§ **STORED ROWS**
:::
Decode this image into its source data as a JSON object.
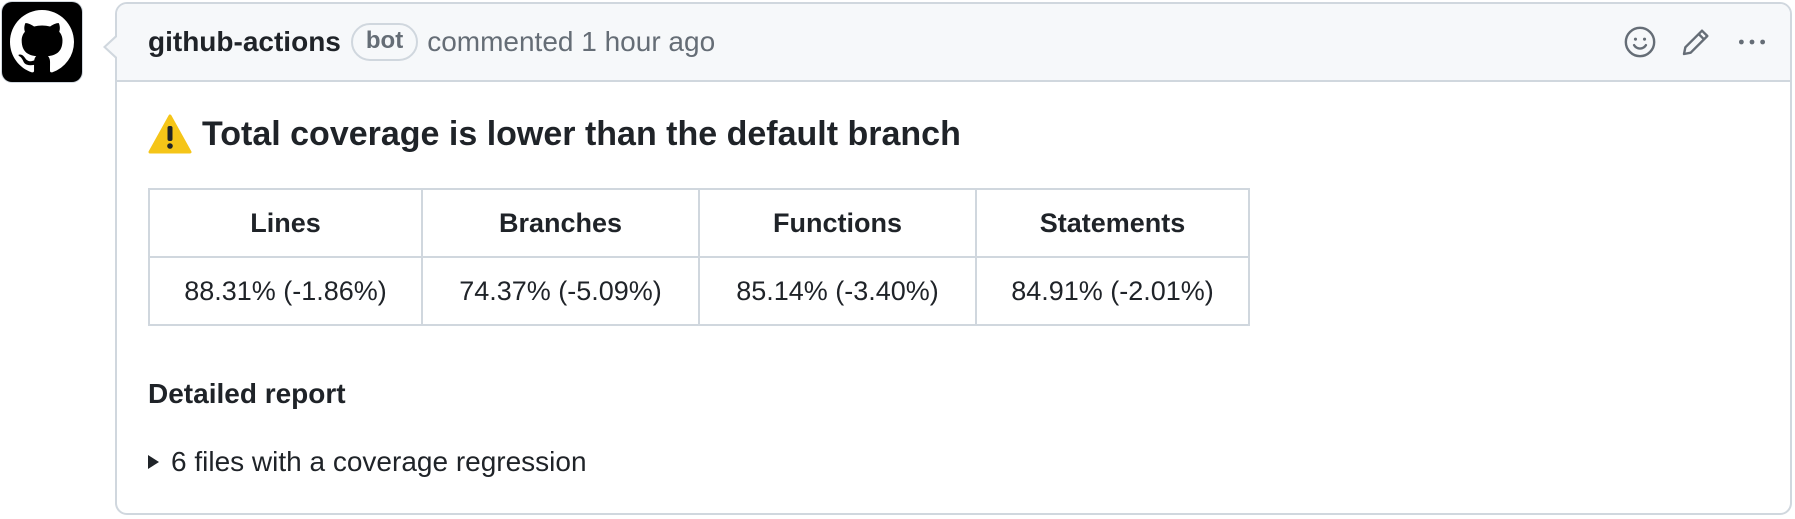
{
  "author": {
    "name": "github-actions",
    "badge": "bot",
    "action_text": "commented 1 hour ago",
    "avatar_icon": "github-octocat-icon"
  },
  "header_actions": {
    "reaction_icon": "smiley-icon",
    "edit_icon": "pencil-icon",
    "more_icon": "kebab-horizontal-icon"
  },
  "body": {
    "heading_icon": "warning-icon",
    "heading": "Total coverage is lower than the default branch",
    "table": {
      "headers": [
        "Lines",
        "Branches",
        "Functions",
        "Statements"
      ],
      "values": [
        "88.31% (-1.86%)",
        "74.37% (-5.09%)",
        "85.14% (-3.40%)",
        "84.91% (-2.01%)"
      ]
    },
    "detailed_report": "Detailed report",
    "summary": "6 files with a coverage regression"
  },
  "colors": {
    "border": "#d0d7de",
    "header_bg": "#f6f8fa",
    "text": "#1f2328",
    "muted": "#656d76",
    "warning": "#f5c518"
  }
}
:::
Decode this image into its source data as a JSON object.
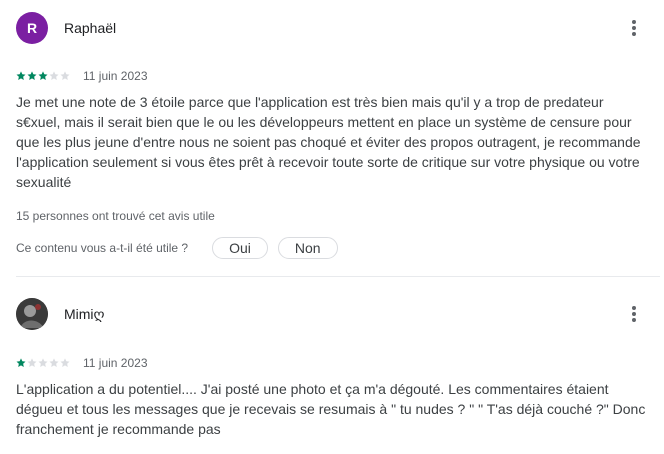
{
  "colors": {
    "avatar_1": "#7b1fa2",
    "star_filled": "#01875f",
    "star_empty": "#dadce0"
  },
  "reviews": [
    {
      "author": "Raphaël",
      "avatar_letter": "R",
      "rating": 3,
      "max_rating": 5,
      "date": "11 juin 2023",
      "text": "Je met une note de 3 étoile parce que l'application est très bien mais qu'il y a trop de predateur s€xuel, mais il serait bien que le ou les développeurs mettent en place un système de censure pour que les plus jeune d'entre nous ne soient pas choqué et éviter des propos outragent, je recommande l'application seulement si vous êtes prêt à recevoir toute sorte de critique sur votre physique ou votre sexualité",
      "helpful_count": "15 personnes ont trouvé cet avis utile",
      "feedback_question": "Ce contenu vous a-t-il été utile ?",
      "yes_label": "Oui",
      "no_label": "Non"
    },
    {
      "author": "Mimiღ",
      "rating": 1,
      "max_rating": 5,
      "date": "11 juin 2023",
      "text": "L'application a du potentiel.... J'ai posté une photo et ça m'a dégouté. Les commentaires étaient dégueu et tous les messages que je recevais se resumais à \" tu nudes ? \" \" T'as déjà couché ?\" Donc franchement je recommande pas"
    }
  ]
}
:::
Return every line holding the word "author" from the records.

  "author": {
      "author": "Raphaël",
      "author": "Mimiღ",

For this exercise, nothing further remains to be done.